● **DIRECTIVE**
Write out the material exactly, leaving every picture behind.

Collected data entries
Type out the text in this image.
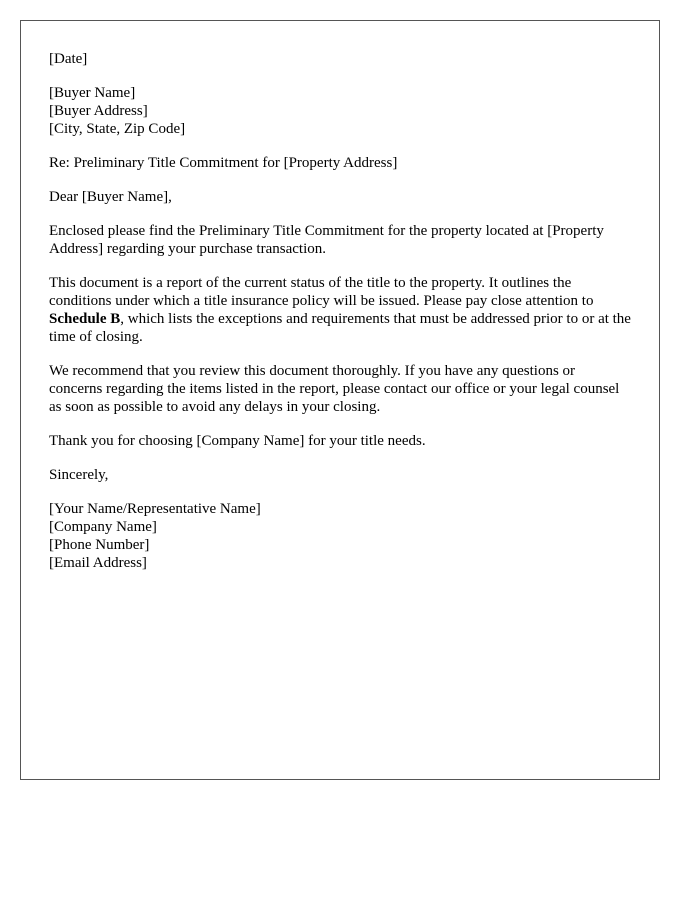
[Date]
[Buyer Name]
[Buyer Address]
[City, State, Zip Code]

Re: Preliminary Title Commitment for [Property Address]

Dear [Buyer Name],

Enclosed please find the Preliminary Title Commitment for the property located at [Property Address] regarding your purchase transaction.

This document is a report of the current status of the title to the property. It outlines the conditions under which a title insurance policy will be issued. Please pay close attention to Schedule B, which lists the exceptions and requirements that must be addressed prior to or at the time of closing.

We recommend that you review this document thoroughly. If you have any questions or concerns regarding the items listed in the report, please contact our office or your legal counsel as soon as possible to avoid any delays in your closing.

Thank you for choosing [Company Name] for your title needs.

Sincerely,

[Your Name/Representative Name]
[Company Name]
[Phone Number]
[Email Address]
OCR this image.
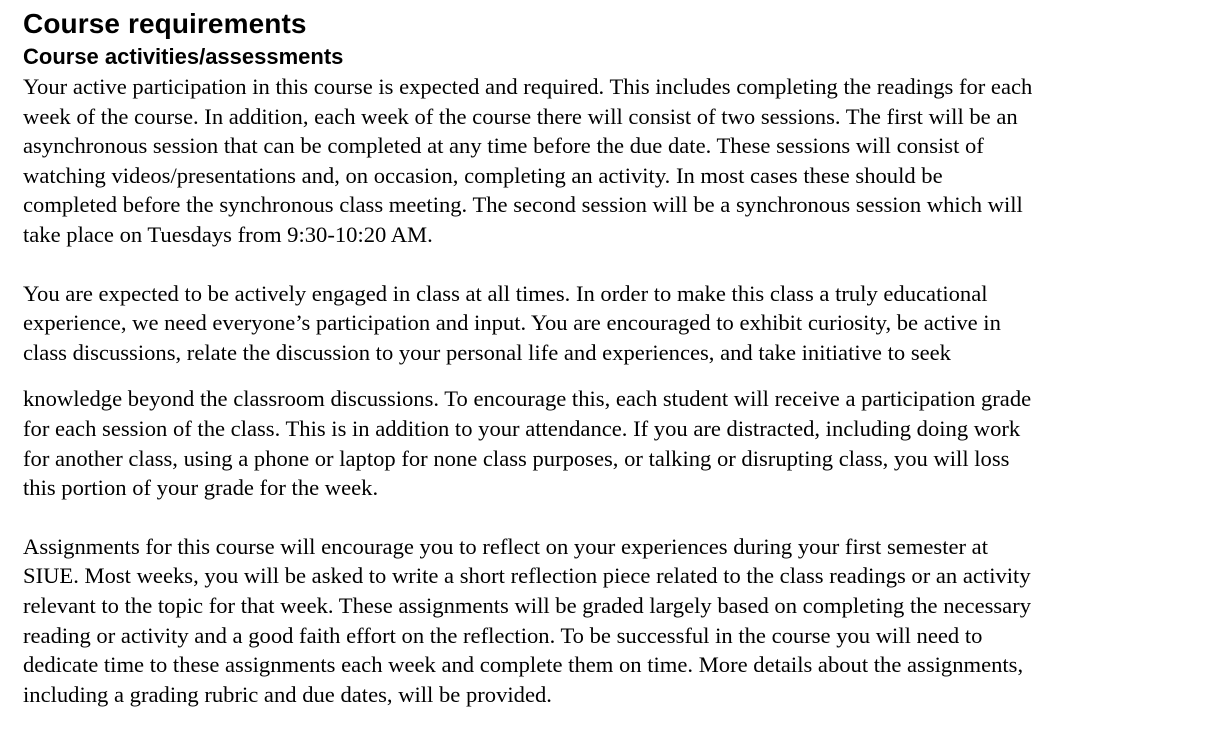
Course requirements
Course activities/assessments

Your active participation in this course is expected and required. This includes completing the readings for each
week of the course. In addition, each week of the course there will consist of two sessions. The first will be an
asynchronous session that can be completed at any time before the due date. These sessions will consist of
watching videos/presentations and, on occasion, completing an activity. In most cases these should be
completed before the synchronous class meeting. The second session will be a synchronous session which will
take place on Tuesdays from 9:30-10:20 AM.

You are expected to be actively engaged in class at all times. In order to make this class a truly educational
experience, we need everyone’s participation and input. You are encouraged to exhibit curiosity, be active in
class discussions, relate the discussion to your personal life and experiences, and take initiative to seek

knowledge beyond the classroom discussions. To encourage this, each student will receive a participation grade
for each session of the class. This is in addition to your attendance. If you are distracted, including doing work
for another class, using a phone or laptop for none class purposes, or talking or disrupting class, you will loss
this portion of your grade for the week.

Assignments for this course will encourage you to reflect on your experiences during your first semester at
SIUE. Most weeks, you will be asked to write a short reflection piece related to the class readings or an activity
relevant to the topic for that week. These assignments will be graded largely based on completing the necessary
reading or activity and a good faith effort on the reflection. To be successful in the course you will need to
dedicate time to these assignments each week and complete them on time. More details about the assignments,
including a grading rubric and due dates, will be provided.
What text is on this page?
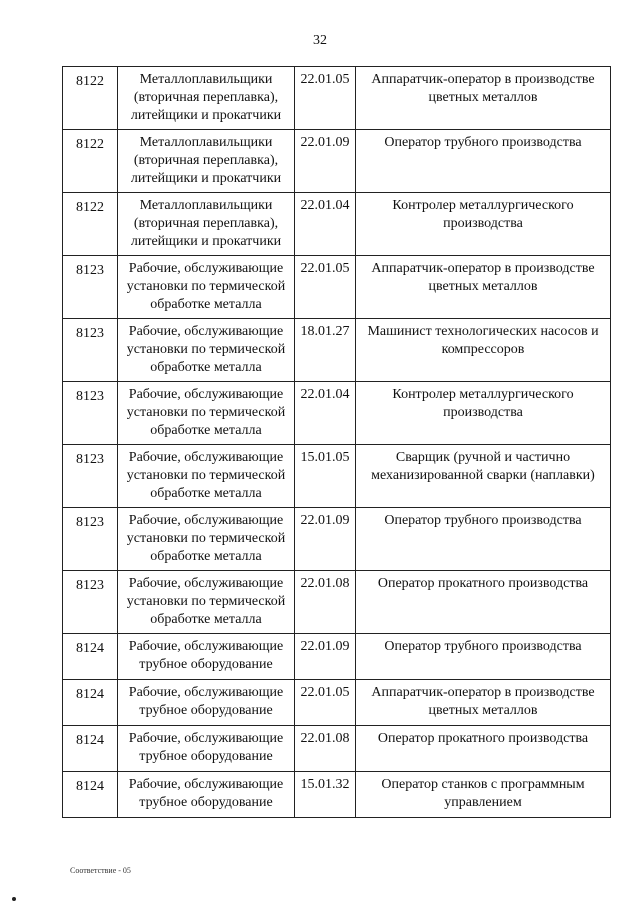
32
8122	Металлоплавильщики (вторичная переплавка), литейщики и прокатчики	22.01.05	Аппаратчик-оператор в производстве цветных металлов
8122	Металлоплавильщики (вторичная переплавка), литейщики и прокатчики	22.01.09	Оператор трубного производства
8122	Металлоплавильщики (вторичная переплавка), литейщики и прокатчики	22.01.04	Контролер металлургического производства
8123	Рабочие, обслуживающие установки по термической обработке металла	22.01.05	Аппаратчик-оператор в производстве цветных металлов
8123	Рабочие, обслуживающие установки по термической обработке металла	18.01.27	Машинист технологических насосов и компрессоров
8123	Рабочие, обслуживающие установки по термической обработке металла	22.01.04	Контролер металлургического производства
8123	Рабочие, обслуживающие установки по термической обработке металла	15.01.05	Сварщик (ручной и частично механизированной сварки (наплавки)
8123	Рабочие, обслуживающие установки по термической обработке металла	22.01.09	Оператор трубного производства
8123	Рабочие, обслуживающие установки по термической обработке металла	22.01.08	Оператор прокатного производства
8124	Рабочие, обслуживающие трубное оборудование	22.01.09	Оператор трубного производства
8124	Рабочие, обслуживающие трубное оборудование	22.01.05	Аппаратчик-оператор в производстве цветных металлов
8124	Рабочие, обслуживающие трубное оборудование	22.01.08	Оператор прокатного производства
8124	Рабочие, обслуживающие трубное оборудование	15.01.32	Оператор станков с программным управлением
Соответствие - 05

● **OUTPUT OF THE TASK**
Type out the text in this image.
[Date]
[Buyer Name]
[Buyer Address]
[City, State, Zip Code]

Re: Preliminary Title Commitment for [Property Address]

Dear [Buyer Name],

Enclosed please find the Preliminary Title Commitment for the property located at [Property Address] regarding your purchase transaction.

This document is a report of the current status of the title to the property. It outlines the conditions under which a title insurance policy will be issued. Please pay close attention to Schedule B, which lists the exceptions and requirements that must be addressed prior to or at the time of closing.

We recommend that you review this document thoroughly. If you have any questions or concerns regarding the items listed in the report, please contact our office or your legal counsel as soon as possible to avoid any delays in your closing.

Thank you for choosing [Company Name] for your title needs.

Sincerely,

[Your Name/Representative Name]
[Company Name]
[Phone Number]
[Email Address]
OCR this image.
Course requirements
Course activities/assessments

Your active participation in this course is expected and required. This includes completing the readings for each
week of the course. In addition, each week of the course there will consist of two sessions. The first will be an
asynchronous session that can be completed at any time before the due date. These sessions will consist of
watching videos/presentations and, on occasion, completing an activity. In most cases these should be
completed before the synchronous class meeting. The second session will be a synchronous session which will
take place on Tuesdays from 9:30-10:20 AM.

You are expected to be actively engaged in class at all times. In order to make this class a truly educational
experience, we need everyone’s participation and input. You are encouraged to exhibit curiosity, be active in
class discussions, relate the discussion to your personal life and experiences, and take initiative to seek

knowledge beyond the classroom discussions. To encourage this, each student will receive a participation grade
for each session of the class. This is in addition to your attendance. If you are distracted, including doing work
for another class, using a phone or laptop for none class purposes, or talking or disrupting class, you will loss
this portion of your grade for the week.

Assignments for this course will encourage you to reflect on your experiences during your first semester at
SIUE. Most weeks, you will be asked to write a short reflection piece related to the class readings or an activity
relevant to the topic for that week. These assignments will be graded largely based on completing the necessary
reading or activity and a good faith effort on the reflection. To be successful in the course you will need to
dedicate time to these assignments each week and complete them on time. More details about the assignments,
including a grading rubric and due dates, will be provided.
What text is on this page?
32
8122	Металлоплавильщики (вторичная переплавка), литейщики и прокатчики	22.01.05	Аппаратчик-оператор в производстве цветных металлов
8122	Металлоплавильщики (вторичная переплавка), литейщики и прокатчики	22.01.09	Оператор трубного производства
8122	Металлоплавильщики (вторичная переплавка), литейщики и прокатчики	22.01.04	Контролер металлургического производства
8123	Рабочие, обслуживающие установки по термической обработке металла	22.01.05	Аппаратчик-оператор в производстве цветных металлов
8123	Рабочие, обслуживающие установки по термической обработке металла	18.01.27	Машинист технологических насосов и компрессоров
8123	Рабочие, обслуживающие установки по термической обработке металла	22.01.04	Контролер металлургического производства
8123	Рабочие, обслуживающие установки по термической обработке металла	15.01.05	Сварщик (ручной и частично механизированной сварки (наплавки)
8123	Рабочие, обслуживающие установки по термической обработке металла	22.01.09	Оператор трубного производства
8123	Рабочие, обслуживающие установки по термической обработке металла	22.01.08	Оператор прокатного производства
8124	Рабочие, обслуживающие трубное оборудование	22.01.09	Оператор трубного производства
8124	Рабочие, обслуживающие трубное оборудование	22.01.05	Аппаратчик-оператор в производстве цветных металлов
8124	Рабочие, обслуживающие трубное оборудование	22.01.08	Оператор прокатного производства
8124	Рабочие, обслуживающие трубное оборудование	15.01.32	Оператор станков с программным управлением
Соответствие - 05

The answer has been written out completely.